__Required task__
Write out each line that follows exactly as it stands, without the pictures.

__Material for the task__
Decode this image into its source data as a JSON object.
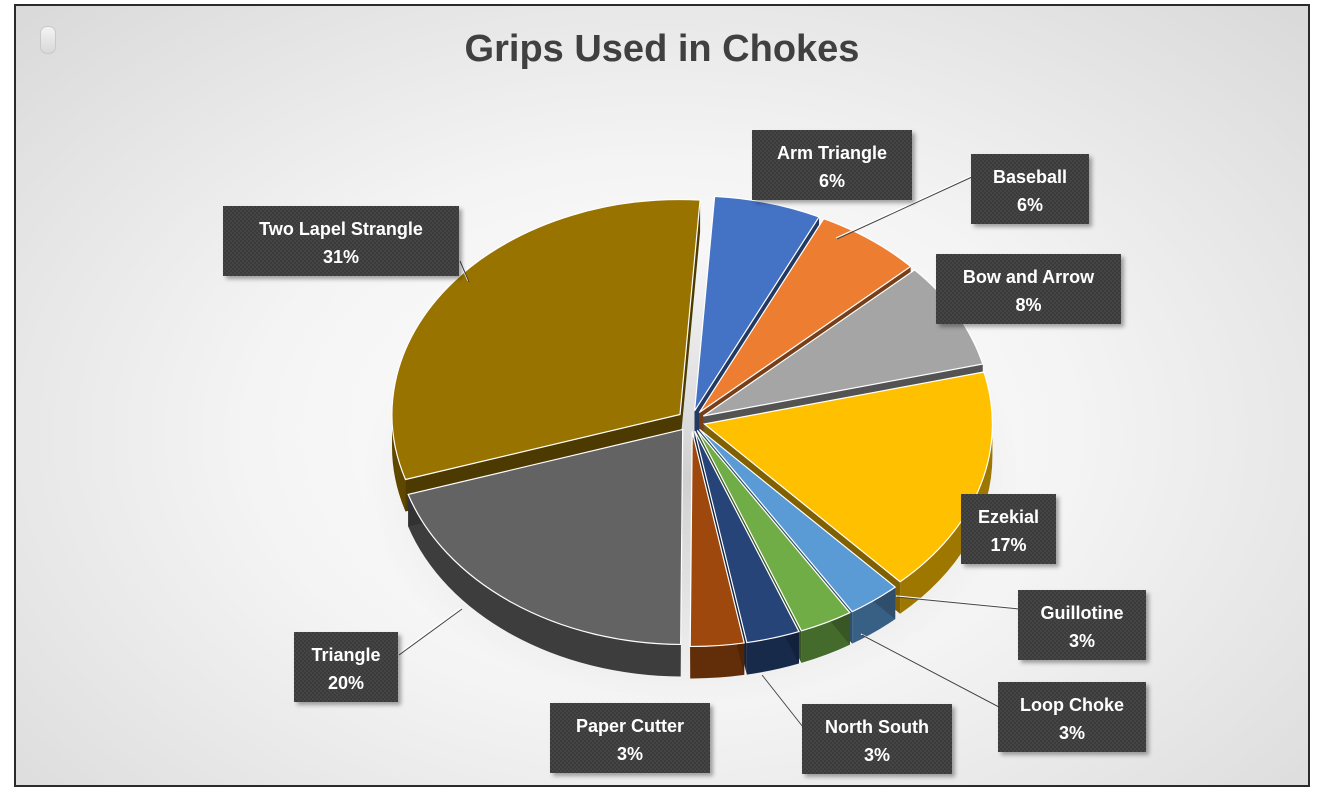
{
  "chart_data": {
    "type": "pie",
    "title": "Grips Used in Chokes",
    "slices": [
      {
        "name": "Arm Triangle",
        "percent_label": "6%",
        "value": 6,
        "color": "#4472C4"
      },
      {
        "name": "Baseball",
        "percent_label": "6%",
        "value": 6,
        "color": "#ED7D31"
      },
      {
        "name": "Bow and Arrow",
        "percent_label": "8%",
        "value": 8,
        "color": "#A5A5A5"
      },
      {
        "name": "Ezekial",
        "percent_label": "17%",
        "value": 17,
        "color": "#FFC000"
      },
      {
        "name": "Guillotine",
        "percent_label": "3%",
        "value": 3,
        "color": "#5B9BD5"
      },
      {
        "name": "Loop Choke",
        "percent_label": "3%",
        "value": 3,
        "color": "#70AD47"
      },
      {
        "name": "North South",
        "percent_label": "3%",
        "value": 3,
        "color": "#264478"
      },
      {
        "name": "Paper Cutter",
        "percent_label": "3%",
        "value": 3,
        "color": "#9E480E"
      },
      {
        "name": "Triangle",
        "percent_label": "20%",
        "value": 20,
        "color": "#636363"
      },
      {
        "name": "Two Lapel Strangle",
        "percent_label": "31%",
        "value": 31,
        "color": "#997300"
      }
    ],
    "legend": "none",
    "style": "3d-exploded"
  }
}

__The answer__
Decode this image into its source data as a JSON object.
{
  "chart_data": {
    "type": "pie",
    "title": "Grips Used in Chokes",
    "slices": [
      {
        "name": "Arm Triangle",
        "percent_label": "6%",
        "value": 6,
        "color": "#4472C4"
      },
      {
        "name": "Baseball",
        "percent_label": "6%",
        "value": 6,
        "color": "#ED7D31"
      },
      {
        "name": "Bow and Arrow",
        "percent_label": "8%",
        "value": 8,
        "color": "#A5A5A5"
      },
      {
        "name": "Ezekial",
        "percent_label": "17%",
        "value": 17,
        "color": "#FFC000"
      },
      {
        "name": "Guillotine",
        "percent_label": "3%",
        "value": 3,
        "color": "#5B9BD5"
      },
      {
        "name": "Loop Choke",
        "percent_label": "3%",
        "value": 3,
        "color": "#70AD47"
      },
      {
        "name": "North South",
        "percent_label": "3%",
        "value": 3,
        "color": "#264478"
      },
      {
        "name": "Paper Cutter",
        "percent_label": "3%",
        "value": 3,
        "color": "#9E480E"
      },
      {
        "name": "Triangle",
        "percent_label": "20%",
        "value": 20,
        "color": "#636363"
      },
      {
        "name": "Two Lapel Strangle",
        "percent_label": "31%",
        "value": 31,
        "color": "#997300"
      }
    ],
    "legend": "none",
    "style": "3d-exploded"
  }
}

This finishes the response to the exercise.